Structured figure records
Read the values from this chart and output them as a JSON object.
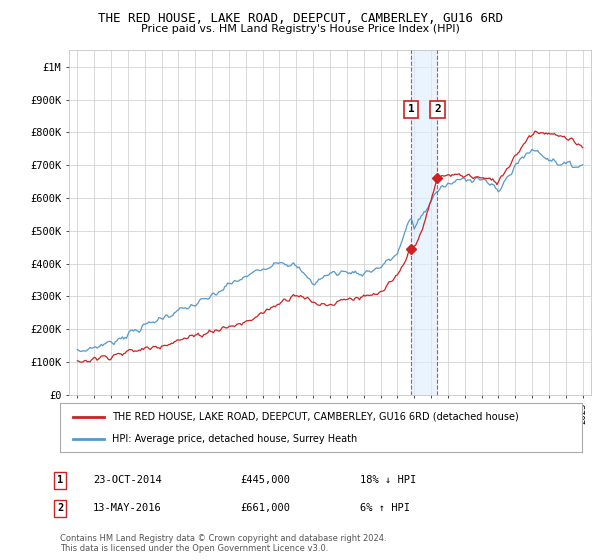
{
  "title": "THE RED HOUSE, LAKE ROAD, DEEPCUT, CAMBERLEY, GU16 6RD",
  "subtitle": "Price paid vs. HM Land Registry's House Price Index (HPI)",
  "ylabel_ticks": [
    "£0",
    "£100K",
    "£200K",
    "£300K",
    "£400K",
    "£500K",
    "£600K",
    "£700K",
    "£800K",
    "£900K",
    "£1M"
  ],
  "ytick_values": [
    0,
    100000,
    200000,
    300000,
    400000,
    500000,
    600000,
    700000,
    800000,
    900000,
    1000000
  ],
  "ylim": [
    0,
    1050000
  ],
  "xlim_start": 1994.5,
  "xlim_end": 2025.5,
  "hpi_color": "#5599cc",
  "price_color": "#cc2222",
  "transaction1_date": 2014.81,
  "transaction1_price": 445000,
  "transaction1_label": "1",
  "transaction2_date": 2016.37,
  "transaction2_price": 661000,
  "transaction2_label": "2",
  "legend_line1": "THE RED HOUSE, LAKE ROAD, DEEPCUT, CAMBERLEY, GU16 6RD (detached house)",
  "legend_line2": "HPI: Average price, detached house, Surrey Heath",
  "footnote1": "Contains HM Land Registry data © Crown copyright and database right 2024.",
  "footnote2": "This data is licensed under the Open Government Licence v3.0.",
  "table_row1_num": "1",
  "table_row1_date": "23-OCT-2014",
  "table_row1_price": "£445,000",
  "table_row1_hpi": "18% ↓ HPI",
  "table_row2_num": "2",
  "table_row2_date": "13-MAY-2016",
  "table_row2_price": "£661,000",
  "table_row2_hpi": "6% ↑ HPI",
  "background_color": "#ffffff",
  "grid_color": "#cccccc",
  "shade_color": "#ddeeff"
}
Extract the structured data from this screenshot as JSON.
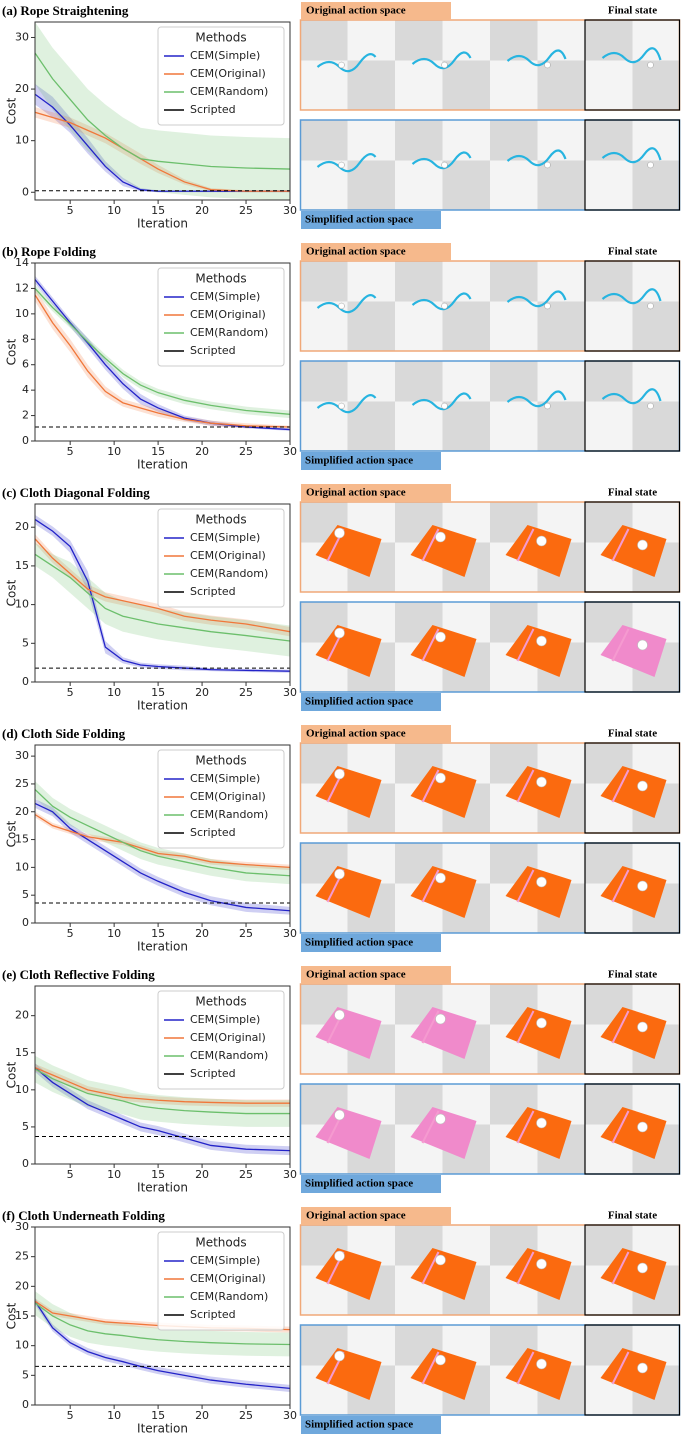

[EXERCISE GOAL] Reply with nothing except the number of lines in the listing above that include "data".

[ANSWER TO THIS TASK] 3